**Task brief:** Print the records below word for word, but leave out the pictures.

**Data supplied:**
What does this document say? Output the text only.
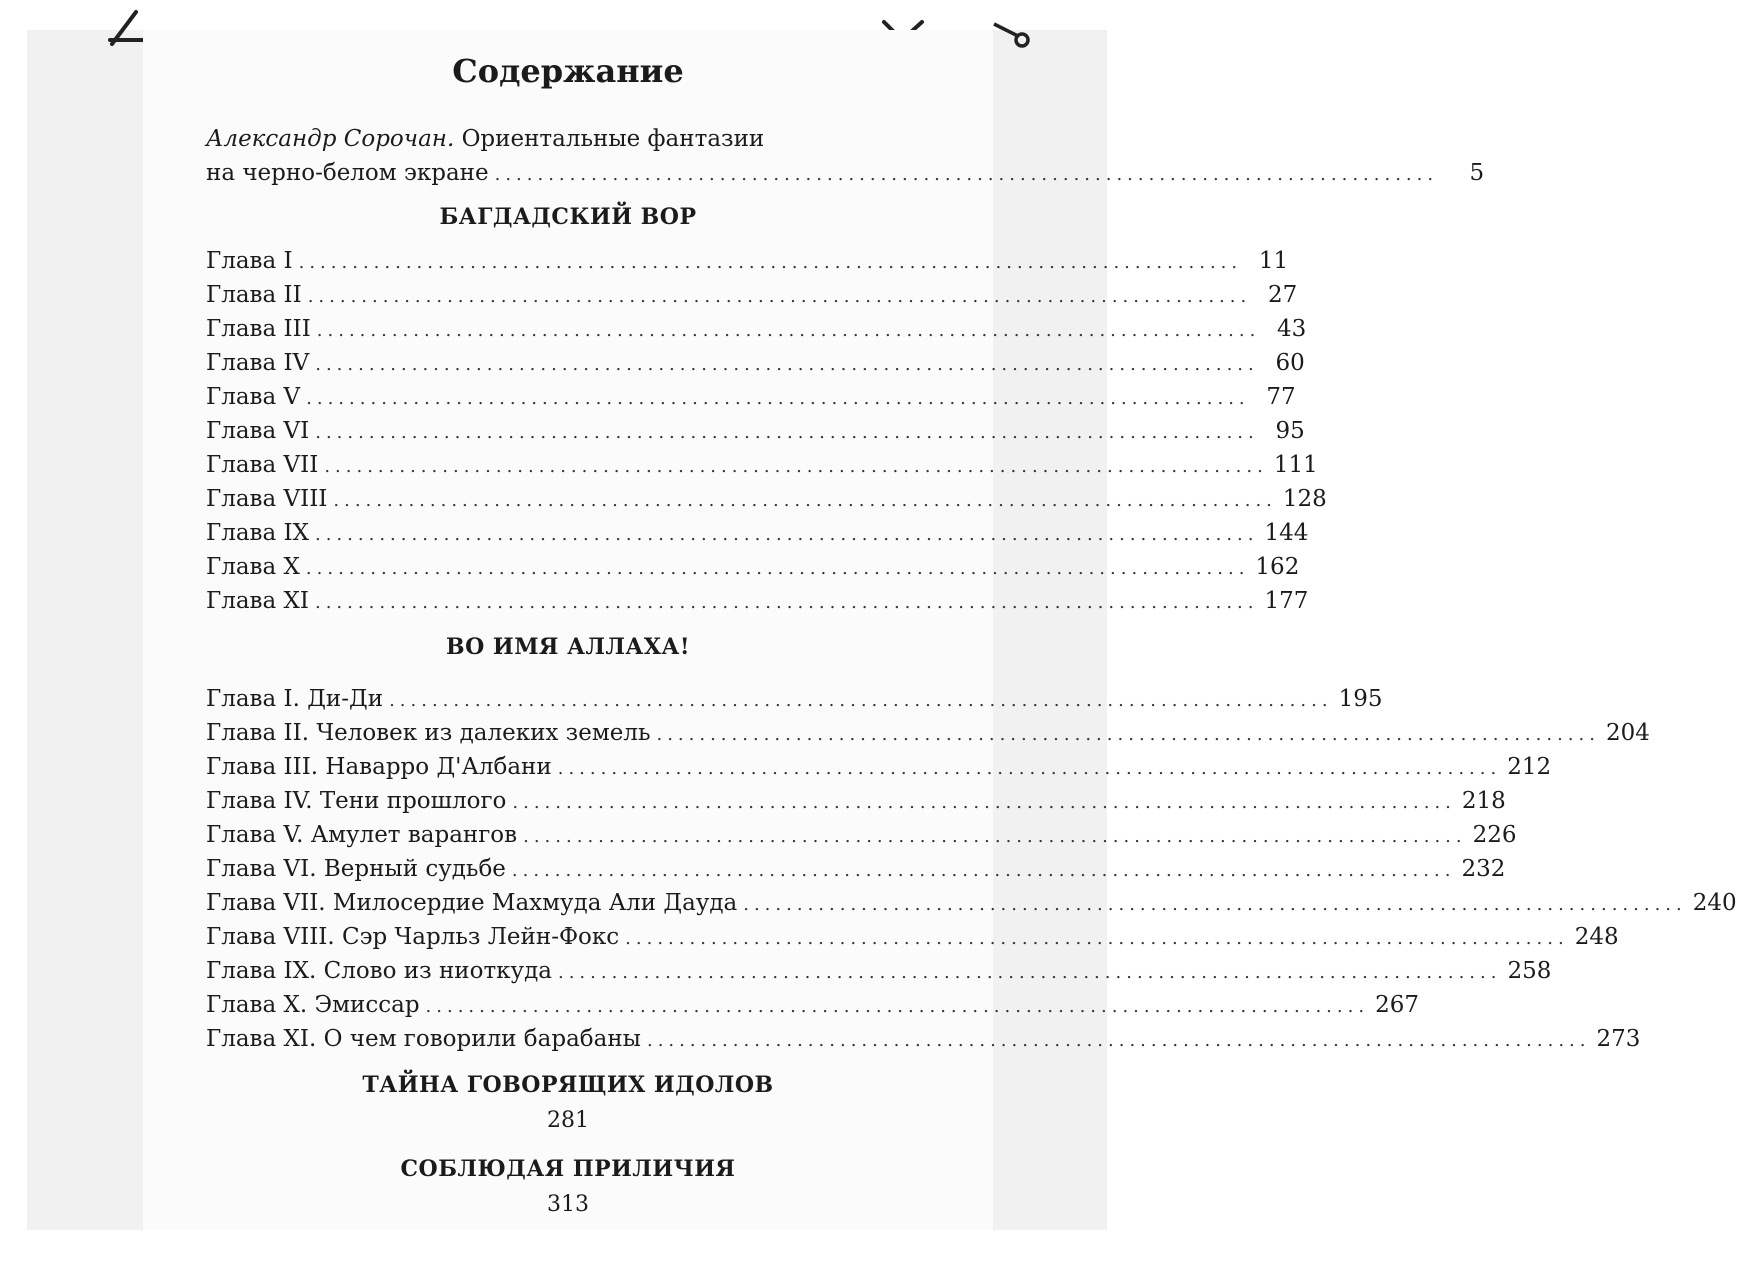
Содержание
Александр Сорочан. Ориентальные фантазии
на черно-белом экране ........................................................................................	5
БАГДАДСКИЙ ВОР
Глава I ........................................................................................ 11
Глава II ........................................................................................ 27
Глава III ........................................................................................ 43
Глава IV ........................................................................................ 60
Глава V ........................................................................................ 77
Глава VI ........................................................................................ 95
Глава VII ........................................................................................ 111
Глава VIII ........................................................................................ 128
Глава IX ........................................................................................ 144
Глава X ........................................................................................ 162
Глава XI ........................................................................................ 177
ВО ИМЯ АЛЛАХА!
Глава I. Ди-Ди ........................................................................................ 195
Глава II. Человек из далеких земель ........................................................................................ 204
Глава III. Наварро Д'Албани ........................................................................................ 212
Глава IV. Тени прошлого ........................................................................................ 218
Глава V. Амулет варангов ........................................................................................ 226
Глава VI. Верный судьбе ........................................................................................ 232
Глава VII. Милосердие Махмуда Али Дауда ........................................................................................ 240
Глава VIII. Сэр Чарльз Лейн-Фокс ........................................................................................ 248
Глава IX. Слово из ниоткуда ........................................................................................ 258
Глава X. Эмиссар ........................................................................................ 267
Глава XI. О чем говорили барабаны ........................................................................................ 273
ТАЙНА ГОВОРЯЩИХ ИДОЛОВ
281
СОБЛЮДАЯ ПРИЛИЧИЯ
313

**Reply to the exercise:**
What does this document say? Output the text only.
Содержание
Александр Сорочан. Ориентальные фантазии
на черно-белом экране ........................................................................................	5
БАГДАДСКИЙ ВОР
Глава I ........................................................................................ 11
Глава II ........................................................................................ 27
Глава III ........................................................................................ 43
Глава IV ........................................................................................ 60
Глава V ........................................................................................ 77
Глава VI ........................................................................................ 95
Глава VII ........................................................................................ 111
Глава VIII ........................................................................................ 128
Глава IX ........................................................................................ 144
Глава X ........................................................................................ 162
Глава XI ........................................................................................ 177
ВО ИМЯ АЛЛАХА!
Глава I. Ди-Ди ........................................................................................ 195
Глава II. Человек из далеких земель ........................................................................................ 204
Глава III. Наварро Д'Албани ........................................................................................ 212
Глава IV. Тени прошлого ........................................................................................ 218
Глава V. Амулет варангов ........................................................................................ 226
Глава VI. Верный судьбе ........................................................................................ 232
Глава VII. Милосердие Махмуда Али Дауда ........................................................................................ 240
Глава VIII. Сэр Чарльз Лейн-Фокс ........................................................................................ 248
Глава IX. Слово из ниоткуда ........................................................................................ 258
Глава X. Эмиссар ........................................................................................ 267
Глава XI. О чем говорили барабаны ........................................................................................ 273
ТАЙНА ГОВОРЯЩИХ ИДОЛОВ
281
СОБЛЮДАЯ ПРИЛИЧИЯ
313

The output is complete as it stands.